- Problem to solve:
Copy each line that contains the word "into".

[begin Records provided]

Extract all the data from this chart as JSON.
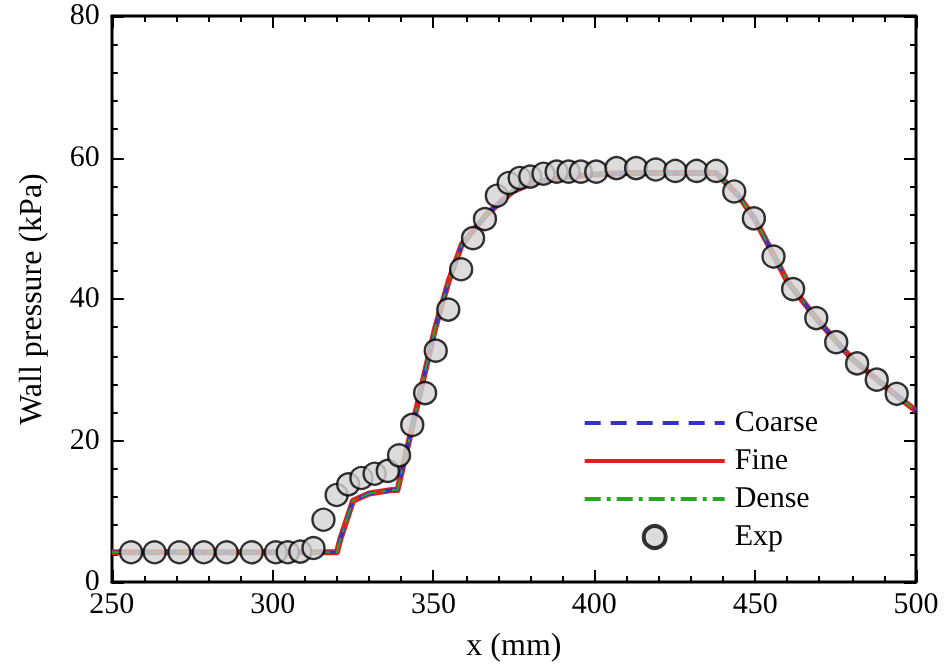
{
  "chart_data": {
    "type": "line",
    "xlabel": "x (mm)",
    "ylabel": "Wall pressure (kPa)",
    "xlim": [
      250,
      500
    ],
    "xticks": [
      250,
      300,
      350,
      400,
      450,
      500
    ],
    "ylim": [
      0,
      80
    ],
    "yticks": [
      0,
      20,
      40,
      60,
      80
    ],
    "grid": false,
    "legend": "bottom right",
    "series": [
      {
        "name": "Coarse",
        "color": "#3333cc",
        "line_style": "dashed",
        "marker": "none",
        "x": [
          250,
          300,
          320,
          321,
          325,
          330,
          337,
          338.8,
          342.4,
          346.5,
          350.6,
          354.7,
          358.8,
          366.4,
          374.6,
          380,
          390,
          400,
          410,
          420,
          438,
          445,
          450,
          460,
          470,
          480,
          490,
          500
        ],
        "values": [
          4.2,
          4.2,
          4.2,
          6,
          11.5,
          12.5,
          13,
          13,
          20,
          28,
          36,
          42.5,
          47.7,
          51.9,
          55.2,
          56.3,
          57.2,
          57.6,
          57.8,
          57.8,
          57.8,
          54.5,
          51.2,
          42.5,
          36.7,
          31.6,
          27.8,
          24.2
        ]
      },
      {
        "name": "Fine",
        "color": "#dd2222",
        "line_style": "solid",
        "marker": "none",
        "x": [
          250,
          300,
          320,
          321,
          325,
          330,
          337,
          338.8,
          342.4,
          346.5,
          350.6,
          354.7,
          358.8,
          366.4,
          374.6,
          380,
          390,
          400,
          410,
          420,
          438,
          445,
          450,
          460,
          470,
          480,
          490,
          500
        ],
        "values": [
          4.2,
          4.2,
          4.2,
          6,
          11.5,
          12.5,
          13,
          13,
          20,
          28,
          36,
          42.5,
          47.7,
          51.9,
          55.2,
          56.3,
          57.2,
          57.6,
          57.8,
          57.8,
          57.8,
          54.5,
          51.2,
          42.5,
          36.7,
          31.6,
          27.8,
          24.2
        ]
      },
      {
        "name": "Dense",
        "color": "#22aa22",
        "line_style": "dashdot",
        "marker": "none",
        "x": [
          250,
          300,
          320,
          321,
          325,
          330,
          337,
          338.8,
          342.4,
          346.5,
          350.6,
          354.7,
          358.8,
          366.4,
          374.6,
          380,
          390,
          400,
          410,
          420,
          438,
          445,
          450,
          460,
          470,
          480,
          490,
          500
        ],
        "values": [
          4.2,
          4.2,
          4.2,
          6,
          11.5,
          12.5,
          13,
          13,
          20,
          28,
          36,
          42.5,
          47.7,
          51.9,
          55.2,
          56.3,
          57.2,
          57.6,
          57.8,
          57.8,
          57.8,
          54.5,
          51.2,
          42.5,
          36.7,
          31.6,
          27.8,
          24.2
        ]
      },
      {
        "name": "Exp",
        "type": "scatter",
        "color": "#d3d3d3",
        "marker": "circle",
        "x": [
          256,
          263.3,
          271,
          278.6,
          285.7,
          293.5,
          301,
          304.7,
          308.6,
          312.7,
          315.8,
          319.9,
          323.5,
          327.6,
          331.7,
          335.8,
          339.3,
          343.4,
          347.4,
          350.7,
          354.6,
          358.6,
          362.3,
          366,
          369.7,
          373.4,
          376.8,
          380.1,
          384.2,
          388.3,
          392,
          395.8,
          400.6,
          406.9,
          413,
          419.1,
          425.2,
          431.8,
          437.9,
          443.5,
          449.6,
          455.7,
          461.8,
          469,
          475.2,
          481.7,
          487.8,
          494
        ],
        "values": [
          4.2,
          4.2,
          4.2,
          4.2,
          4.2,
          4.2,
          4.2,
          4.2,
          4.3,
          4.8,
          8.8,
          12.3,
          13.8,
          14.7,
          15.3,
          15.7,
          17.9,
          22.2,
          26.7,
          32.7,
          38.5,
          44.2,
          48.6,
          51.3,
          54.6,
          56.4,
          57.1,
          57.3,
          57.7,
          58,
          58,
          58,
          58,
          58.5,
          58.5,
          58.3,
          58.1,
          58.1,
          58.1,
          55.2,
          51.4,
          46,
          41.4,
          37.3,
          33.9,
          30.9,
          28.6,
          26.6
        ]
      }
    ]
  }
}
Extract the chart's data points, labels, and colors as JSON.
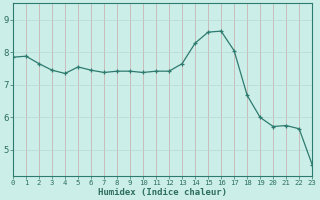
{
  "x": [
    0,
    1,
    2,
    3,
    4,
    5,
    6,
    7,
    8,
    9,
    10,
    11,
    12,
    13,
    14,
    15,
    16,
    17,
    18,
    19,
    20,
    21,
    22,
    23
  ],
  "y": [
    7.85,
    7.88,
    7.65,
    7.45,
    7.35,
    7.55,
    7.45,
    7.38,
    7.42,
    7.42,
    7.38,
    7.42,
    7.42,
    7.65,
    8.28,
    8.62,
    8.65,
    8.05,
    6.68,
    6.0,
    5.72,
    5.75,
    5.65,
    4.55
  ],
  "line_color": "#2d7b6e",
  "marker_color": "#2d7b6e",
  "bg_color": "#cceee8",
  "grid_color_v": "#c8a8a8",
  "grid_color_h": "#b8d8d4",
  "xlabel": "Humidex (Indice chaleur)",
  "ylim": [
    4.2,
    9.5
  ],
  "xlim": [
    0,
    23
  ],
  "yticks": [
    5,
    6,
    7,
    8,
    9
  ],
  "xtick_labels": [
    "0",
    "1",
    "2",
    "3",
    "4",
    "5",
    "6",
    "7",
    "8",
    "9",
    "10",
    "11",
    "12",
    "13",
    "14",
    "15",
    "16",
    "17",
    "18",
    "19",
    "20",
    "21",
    "22",
    "23"
  ],
  "axis_color": "#2d7b6e",
  "tick_color": "#2d6e60"
}
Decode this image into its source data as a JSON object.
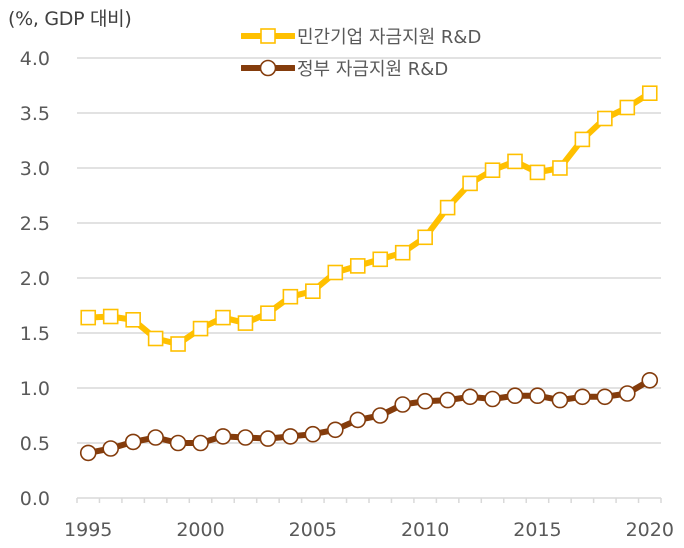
{
  "chart_data": {
    "type": "line",
    "title": "",
    "unit_label": "(%, GDP 대비)",
    "xlabel": "",
    "ylabel": "(%, GDP 대비)",
    "ylim": [
      0,
      4.0
    ],
    "yticks": [
      "0.0",
      "0.5",
      "1.0",
      "1.5",
      "2.0",
      "2.5",
      "3.0",
      "3.5",
      "4.0"
    ],
    "ytick_values": [
      0,
      0.5,
      1.0,
      1.5,
      2.0,
      2.5,
      3.0,
      3.5,
      4.0
    ],
    "x": [
      1995,
      1996,
      1997,
      1998,
      1999,
      2000,
      2001,
      2002,
      2003,
      2004,
      2005,
      2006,
      2007,
      2008,
      2009,
      2010,
      2011,
      2012,
      2013,
      2014,
      2015,
      2016,
      2017,
      2018,
      2019,
      2020
    ],
    "xtick_labels": [
      "1995",
      "2000",
      "2005",
      "2010",
      "2015",
      "2020"
    ],
    "xtick_values": [
      1995,
      2000,
      2005,
      2010,
      2015,
      2020
    ],
    "grid": "horizontal",
    "legend_position": "top-center",
    "series": [
      {
        "name": "민간기업 자금지원 R&D",
        "color": "#FFC000",
        "marker": "square",
        "values": [
          1.64,
          1.65,
          1.62,
          1.45,
          1.4,
          1.54,
          1.64,
          1.59,
          1.68,
          1.83,
          1.88,
          2.05,
          2.11,
          2.17,
          2.23,
          2.37,
          2.64,
          2.86,
          2.98,
          3.06,
          2.96,
          3.0,
          3.26,
          3.45,
          3.55,
          3.68
        ]
      },
      {
        "name": "정부 자금지원  R&D",
        "color": "#843C0C",
        "marker": "circle",
        "values": [
          0.41,
          0.45,
          0.51,
          0.55,
          0.5,
          0.5,
          0.56,
          0.55,
          0.54,
          0.56,
          0.58,
          0.62,
          0.71,
          0.75,
          0.85,
          0.88,
          0.89,
          0.92,
          0.9,
          0.93,
          0.93,
          0.89,
          0.92,
          0.92,
          0.95,
          1.07
        ]
      }
    ]
  },
  "colors": {
    "gridline": "#D9D9D9",
    "axis_text": "#595959"
  }
}
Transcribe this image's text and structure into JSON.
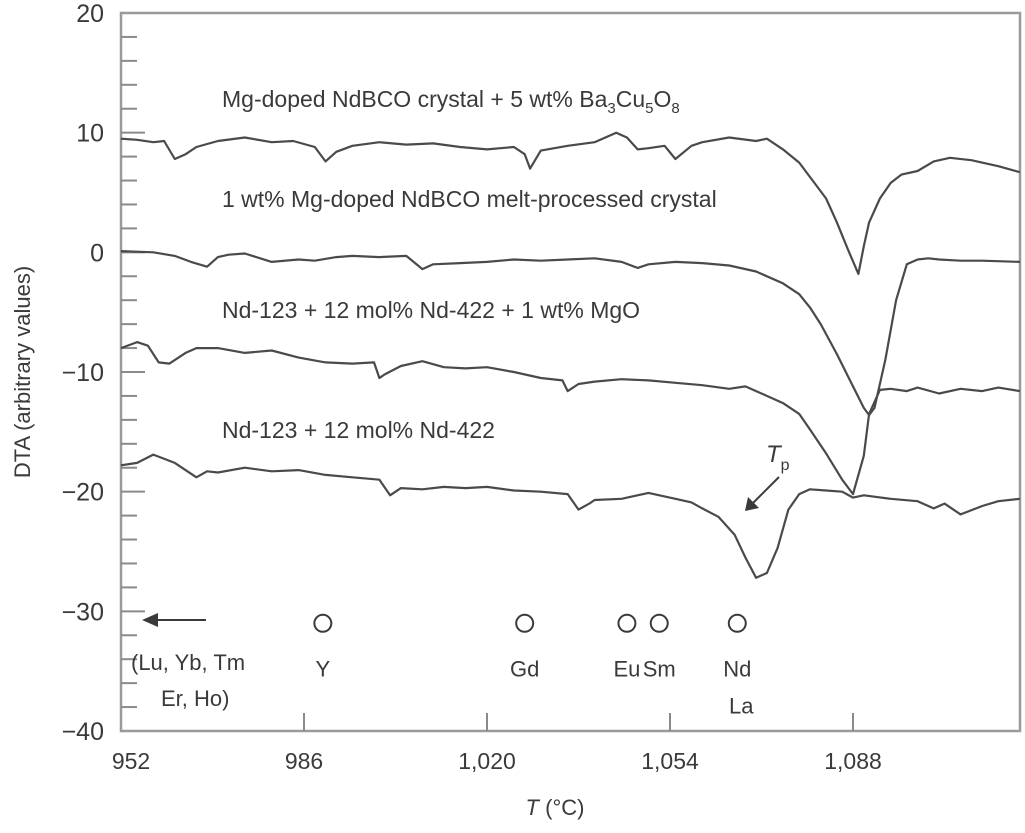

[end Records provided]

- Task output:
Decode this image into its source data as a JSON object.
Transcribe this image's text and structure into JSON.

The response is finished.